▼▼▼

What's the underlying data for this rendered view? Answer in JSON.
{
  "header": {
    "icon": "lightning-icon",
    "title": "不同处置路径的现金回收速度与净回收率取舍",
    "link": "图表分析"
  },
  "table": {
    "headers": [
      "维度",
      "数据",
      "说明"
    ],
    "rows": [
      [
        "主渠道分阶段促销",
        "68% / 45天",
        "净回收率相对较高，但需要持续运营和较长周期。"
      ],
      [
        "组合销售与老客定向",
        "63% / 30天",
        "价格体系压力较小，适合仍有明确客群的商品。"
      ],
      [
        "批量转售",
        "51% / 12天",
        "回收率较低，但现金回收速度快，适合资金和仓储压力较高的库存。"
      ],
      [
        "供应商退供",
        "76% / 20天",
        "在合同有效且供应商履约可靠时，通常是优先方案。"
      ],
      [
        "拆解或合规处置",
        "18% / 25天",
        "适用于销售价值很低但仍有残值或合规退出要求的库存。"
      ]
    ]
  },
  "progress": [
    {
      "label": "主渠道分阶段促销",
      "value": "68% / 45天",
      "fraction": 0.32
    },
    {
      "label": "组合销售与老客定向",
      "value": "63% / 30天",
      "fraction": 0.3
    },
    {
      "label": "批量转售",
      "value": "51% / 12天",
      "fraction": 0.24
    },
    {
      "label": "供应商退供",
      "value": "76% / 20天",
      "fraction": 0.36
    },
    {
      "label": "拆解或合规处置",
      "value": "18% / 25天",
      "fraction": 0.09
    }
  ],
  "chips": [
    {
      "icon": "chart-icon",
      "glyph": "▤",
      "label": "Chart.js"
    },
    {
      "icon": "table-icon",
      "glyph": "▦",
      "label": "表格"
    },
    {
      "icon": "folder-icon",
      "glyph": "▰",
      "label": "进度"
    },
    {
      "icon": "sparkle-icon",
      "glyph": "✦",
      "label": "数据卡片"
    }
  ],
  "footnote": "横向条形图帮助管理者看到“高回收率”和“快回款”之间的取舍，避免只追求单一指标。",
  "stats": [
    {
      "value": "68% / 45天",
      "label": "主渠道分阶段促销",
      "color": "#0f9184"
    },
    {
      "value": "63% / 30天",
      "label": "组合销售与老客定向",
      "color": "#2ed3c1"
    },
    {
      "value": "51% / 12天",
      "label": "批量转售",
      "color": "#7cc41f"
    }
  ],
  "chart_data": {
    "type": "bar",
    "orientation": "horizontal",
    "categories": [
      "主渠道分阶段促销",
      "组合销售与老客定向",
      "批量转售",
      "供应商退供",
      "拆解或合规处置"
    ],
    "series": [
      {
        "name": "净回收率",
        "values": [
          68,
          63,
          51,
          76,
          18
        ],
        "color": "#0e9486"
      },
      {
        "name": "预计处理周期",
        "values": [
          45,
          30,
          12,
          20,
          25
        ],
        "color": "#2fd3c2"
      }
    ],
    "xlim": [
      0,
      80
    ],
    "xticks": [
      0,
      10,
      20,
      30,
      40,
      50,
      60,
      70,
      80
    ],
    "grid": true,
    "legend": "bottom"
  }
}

▲▲▲

◆ YOUR GOAL
Write down only the number of lines that contain the string "color" in the listing.

◆ EXERCISE RESPONSE
5